TASK INPUT —
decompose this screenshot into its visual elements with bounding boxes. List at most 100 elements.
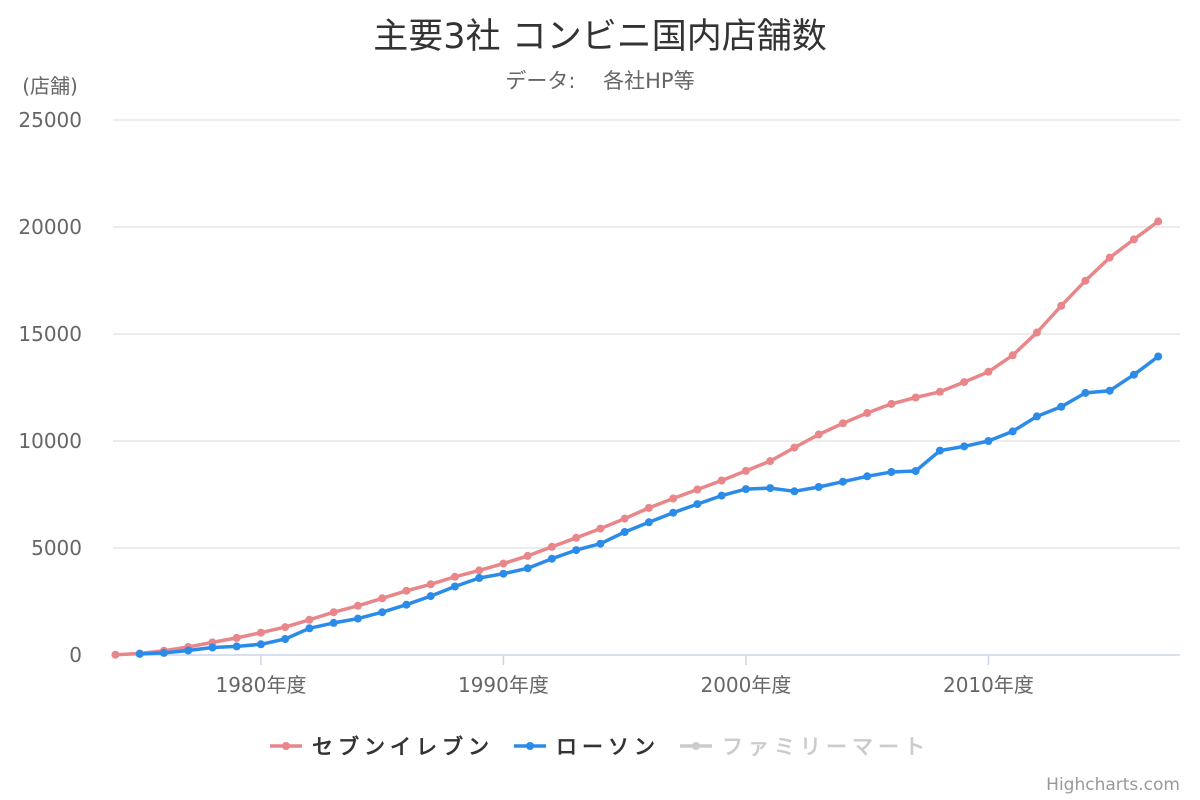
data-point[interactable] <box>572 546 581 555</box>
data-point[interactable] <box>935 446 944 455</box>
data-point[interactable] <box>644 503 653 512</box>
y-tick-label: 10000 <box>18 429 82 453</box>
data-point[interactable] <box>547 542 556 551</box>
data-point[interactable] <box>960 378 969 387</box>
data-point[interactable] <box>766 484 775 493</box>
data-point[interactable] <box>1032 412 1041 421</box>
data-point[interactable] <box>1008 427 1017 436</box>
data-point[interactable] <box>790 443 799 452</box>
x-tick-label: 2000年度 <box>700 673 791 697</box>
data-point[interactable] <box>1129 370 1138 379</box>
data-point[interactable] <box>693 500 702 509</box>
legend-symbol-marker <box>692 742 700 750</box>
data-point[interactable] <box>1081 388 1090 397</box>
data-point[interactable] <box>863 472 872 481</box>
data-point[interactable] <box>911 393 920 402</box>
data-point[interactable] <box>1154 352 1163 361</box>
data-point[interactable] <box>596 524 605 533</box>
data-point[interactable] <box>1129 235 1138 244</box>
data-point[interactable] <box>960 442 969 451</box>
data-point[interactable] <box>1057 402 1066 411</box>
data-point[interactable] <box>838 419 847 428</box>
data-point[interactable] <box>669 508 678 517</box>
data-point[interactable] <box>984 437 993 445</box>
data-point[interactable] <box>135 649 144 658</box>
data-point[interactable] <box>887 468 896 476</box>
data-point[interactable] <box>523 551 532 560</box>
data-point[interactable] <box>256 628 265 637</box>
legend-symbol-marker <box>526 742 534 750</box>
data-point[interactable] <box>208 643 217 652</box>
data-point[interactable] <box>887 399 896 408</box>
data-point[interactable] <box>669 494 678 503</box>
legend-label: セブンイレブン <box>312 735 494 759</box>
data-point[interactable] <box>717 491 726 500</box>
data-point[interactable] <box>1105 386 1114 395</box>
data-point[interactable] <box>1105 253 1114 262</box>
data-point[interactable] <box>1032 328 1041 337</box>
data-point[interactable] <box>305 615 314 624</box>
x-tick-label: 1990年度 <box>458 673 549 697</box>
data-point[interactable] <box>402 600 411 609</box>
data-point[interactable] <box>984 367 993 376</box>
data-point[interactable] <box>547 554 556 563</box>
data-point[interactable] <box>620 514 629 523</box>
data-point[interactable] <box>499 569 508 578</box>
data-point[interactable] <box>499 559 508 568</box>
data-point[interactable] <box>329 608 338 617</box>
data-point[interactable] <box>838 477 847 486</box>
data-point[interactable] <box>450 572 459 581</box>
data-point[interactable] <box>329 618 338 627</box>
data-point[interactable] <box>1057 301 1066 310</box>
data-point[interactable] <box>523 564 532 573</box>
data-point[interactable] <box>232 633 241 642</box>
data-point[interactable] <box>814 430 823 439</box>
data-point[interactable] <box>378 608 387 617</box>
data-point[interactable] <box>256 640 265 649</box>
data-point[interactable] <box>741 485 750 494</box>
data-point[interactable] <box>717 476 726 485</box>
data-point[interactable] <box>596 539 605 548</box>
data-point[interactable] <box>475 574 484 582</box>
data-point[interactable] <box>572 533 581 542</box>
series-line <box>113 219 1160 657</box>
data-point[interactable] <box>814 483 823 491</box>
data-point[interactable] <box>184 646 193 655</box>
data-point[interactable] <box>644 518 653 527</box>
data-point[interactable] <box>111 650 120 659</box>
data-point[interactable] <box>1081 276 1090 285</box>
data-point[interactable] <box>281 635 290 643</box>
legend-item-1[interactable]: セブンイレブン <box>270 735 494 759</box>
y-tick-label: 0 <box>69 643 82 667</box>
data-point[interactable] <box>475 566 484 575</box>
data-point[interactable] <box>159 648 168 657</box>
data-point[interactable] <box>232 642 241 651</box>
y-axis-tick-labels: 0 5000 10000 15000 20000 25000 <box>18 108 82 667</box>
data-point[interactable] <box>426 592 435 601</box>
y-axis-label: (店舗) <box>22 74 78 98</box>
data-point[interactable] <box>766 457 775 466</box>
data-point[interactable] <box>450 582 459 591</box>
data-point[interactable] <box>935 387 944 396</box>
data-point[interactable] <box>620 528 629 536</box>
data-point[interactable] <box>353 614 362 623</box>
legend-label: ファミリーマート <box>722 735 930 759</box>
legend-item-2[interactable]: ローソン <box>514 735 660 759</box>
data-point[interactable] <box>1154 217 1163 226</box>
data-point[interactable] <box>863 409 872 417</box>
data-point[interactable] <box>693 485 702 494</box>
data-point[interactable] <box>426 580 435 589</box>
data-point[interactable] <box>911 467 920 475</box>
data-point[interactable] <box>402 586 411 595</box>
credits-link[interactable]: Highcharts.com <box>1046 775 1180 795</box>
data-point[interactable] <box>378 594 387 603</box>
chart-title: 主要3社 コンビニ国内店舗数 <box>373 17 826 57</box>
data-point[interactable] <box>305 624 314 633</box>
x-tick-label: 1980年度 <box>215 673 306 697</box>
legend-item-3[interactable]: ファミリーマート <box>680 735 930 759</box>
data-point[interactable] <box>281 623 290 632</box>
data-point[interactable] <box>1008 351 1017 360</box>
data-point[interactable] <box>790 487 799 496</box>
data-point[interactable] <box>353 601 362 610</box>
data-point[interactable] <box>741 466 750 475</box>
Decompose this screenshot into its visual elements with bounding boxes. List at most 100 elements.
...
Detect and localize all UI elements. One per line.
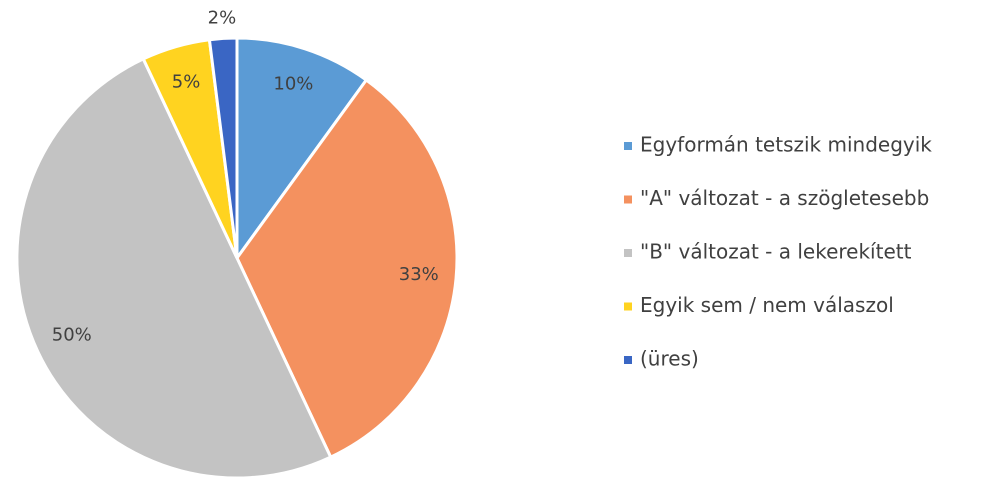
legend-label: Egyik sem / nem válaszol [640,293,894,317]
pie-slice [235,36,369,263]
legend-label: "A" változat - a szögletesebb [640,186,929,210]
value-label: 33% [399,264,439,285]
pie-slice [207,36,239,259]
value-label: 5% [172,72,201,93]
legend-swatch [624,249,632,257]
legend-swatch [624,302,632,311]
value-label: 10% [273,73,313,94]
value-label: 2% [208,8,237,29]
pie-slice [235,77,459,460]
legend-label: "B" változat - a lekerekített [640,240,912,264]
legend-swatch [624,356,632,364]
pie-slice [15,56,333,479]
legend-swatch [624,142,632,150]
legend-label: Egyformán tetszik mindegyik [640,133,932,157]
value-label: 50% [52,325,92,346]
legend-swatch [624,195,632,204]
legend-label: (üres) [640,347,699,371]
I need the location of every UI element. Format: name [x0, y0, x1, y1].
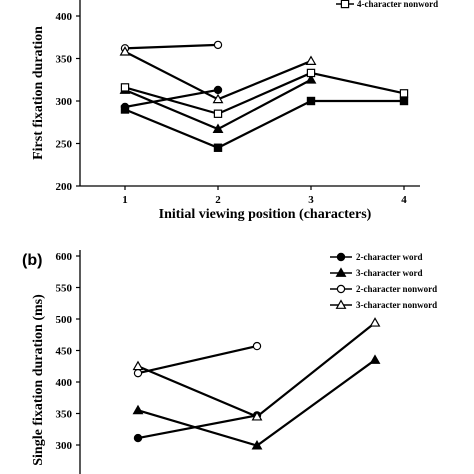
...
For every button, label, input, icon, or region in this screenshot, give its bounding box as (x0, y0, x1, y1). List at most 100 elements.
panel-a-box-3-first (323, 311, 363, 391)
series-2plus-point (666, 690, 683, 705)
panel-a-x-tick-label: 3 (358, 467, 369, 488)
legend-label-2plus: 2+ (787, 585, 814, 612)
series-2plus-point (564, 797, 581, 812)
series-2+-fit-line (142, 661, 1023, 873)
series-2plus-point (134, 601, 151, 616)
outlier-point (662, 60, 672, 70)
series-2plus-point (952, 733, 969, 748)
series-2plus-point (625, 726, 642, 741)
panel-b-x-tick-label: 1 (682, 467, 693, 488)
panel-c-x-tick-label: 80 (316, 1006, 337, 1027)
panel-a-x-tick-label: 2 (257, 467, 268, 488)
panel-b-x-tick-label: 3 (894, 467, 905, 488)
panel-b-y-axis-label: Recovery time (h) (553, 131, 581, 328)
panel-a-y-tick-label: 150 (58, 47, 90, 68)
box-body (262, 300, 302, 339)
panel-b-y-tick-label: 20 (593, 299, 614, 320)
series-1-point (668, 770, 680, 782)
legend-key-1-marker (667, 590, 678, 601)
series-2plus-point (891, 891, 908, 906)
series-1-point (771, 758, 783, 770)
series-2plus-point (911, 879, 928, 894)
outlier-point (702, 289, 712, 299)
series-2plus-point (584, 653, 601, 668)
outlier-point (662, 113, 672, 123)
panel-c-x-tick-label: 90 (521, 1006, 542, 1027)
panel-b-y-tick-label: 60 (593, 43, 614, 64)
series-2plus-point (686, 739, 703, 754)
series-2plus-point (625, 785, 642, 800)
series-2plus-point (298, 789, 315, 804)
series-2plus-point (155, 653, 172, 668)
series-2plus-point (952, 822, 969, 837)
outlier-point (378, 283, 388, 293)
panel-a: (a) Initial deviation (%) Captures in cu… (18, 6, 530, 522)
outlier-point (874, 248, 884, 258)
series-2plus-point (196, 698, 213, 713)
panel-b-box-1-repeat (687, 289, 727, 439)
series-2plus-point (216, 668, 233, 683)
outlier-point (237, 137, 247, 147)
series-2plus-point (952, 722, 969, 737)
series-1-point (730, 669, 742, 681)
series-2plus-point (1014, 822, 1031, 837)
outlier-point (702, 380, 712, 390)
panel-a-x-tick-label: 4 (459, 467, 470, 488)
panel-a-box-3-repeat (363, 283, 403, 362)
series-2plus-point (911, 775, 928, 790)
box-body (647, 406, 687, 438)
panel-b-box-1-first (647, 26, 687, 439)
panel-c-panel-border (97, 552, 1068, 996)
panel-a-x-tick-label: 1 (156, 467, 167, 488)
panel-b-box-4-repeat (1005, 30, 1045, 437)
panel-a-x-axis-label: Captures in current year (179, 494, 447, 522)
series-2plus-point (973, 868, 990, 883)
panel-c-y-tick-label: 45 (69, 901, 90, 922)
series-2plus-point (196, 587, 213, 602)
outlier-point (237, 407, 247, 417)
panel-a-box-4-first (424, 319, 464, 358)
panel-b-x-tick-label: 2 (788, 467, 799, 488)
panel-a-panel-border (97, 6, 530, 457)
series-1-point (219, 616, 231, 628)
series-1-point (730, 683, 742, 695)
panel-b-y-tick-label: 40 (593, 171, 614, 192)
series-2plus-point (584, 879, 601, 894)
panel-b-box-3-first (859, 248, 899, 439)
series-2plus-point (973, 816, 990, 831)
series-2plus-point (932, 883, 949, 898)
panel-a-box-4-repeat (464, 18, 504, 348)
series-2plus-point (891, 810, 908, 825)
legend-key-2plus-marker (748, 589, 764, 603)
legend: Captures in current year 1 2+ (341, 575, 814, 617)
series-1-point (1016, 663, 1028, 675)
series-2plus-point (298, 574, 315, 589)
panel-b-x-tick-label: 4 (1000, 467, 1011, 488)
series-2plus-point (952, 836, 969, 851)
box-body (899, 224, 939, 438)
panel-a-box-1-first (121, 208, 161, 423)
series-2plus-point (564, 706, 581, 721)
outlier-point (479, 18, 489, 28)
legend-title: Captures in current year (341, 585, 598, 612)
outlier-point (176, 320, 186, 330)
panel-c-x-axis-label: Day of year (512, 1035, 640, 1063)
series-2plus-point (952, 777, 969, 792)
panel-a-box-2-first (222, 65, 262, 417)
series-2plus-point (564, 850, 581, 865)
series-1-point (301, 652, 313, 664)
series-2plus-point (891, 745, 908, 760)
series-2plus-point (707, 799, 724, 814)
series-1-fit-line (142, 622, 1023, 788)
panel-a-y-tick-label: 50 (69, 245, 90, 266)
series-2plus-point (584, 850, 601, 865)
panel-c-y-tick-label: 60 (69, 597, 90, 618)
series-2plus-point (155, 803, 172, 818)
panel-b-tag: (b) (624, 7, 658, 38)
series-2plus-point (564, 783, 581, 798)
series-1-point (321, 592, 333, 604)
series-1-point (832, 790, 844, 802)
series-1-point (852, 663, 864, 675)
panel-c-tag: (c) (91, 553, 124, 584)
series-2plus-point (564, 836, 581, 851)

TASK BRIEF — Transcribe verbatim the stretch of items from the line containing "Detect and localize" through the line containing "pie-slice [15,56,333,479]", omitting the picture from your answer.

SOLUTION TO THIS TASK —
Detect and localize all UI elements. One per line.
legend-label: Egyik sem / nem válaszol [640,293,894,317]
pie-slice [235,36,369,263]
legend-label: "A" változat - a szögletesebb [640,186,929,210]
value-label: 33% [399,264,439,285]
pie-slice [207,36,239,259]
value-label: 5% [172,72,201,93]
legend-swatch [624,249,632,257]
legend-swatch [624,302,632,311]
value-label: 10% [273,73,313,94]
value-label: 2% [208,8,237,29]
pie-slice [235,77,459,460]
legend-label: "B" változat - a lekerekített [640,240,912,264]
legend-swatch [624,356,632,364]
pie-slice [15,56,333,479]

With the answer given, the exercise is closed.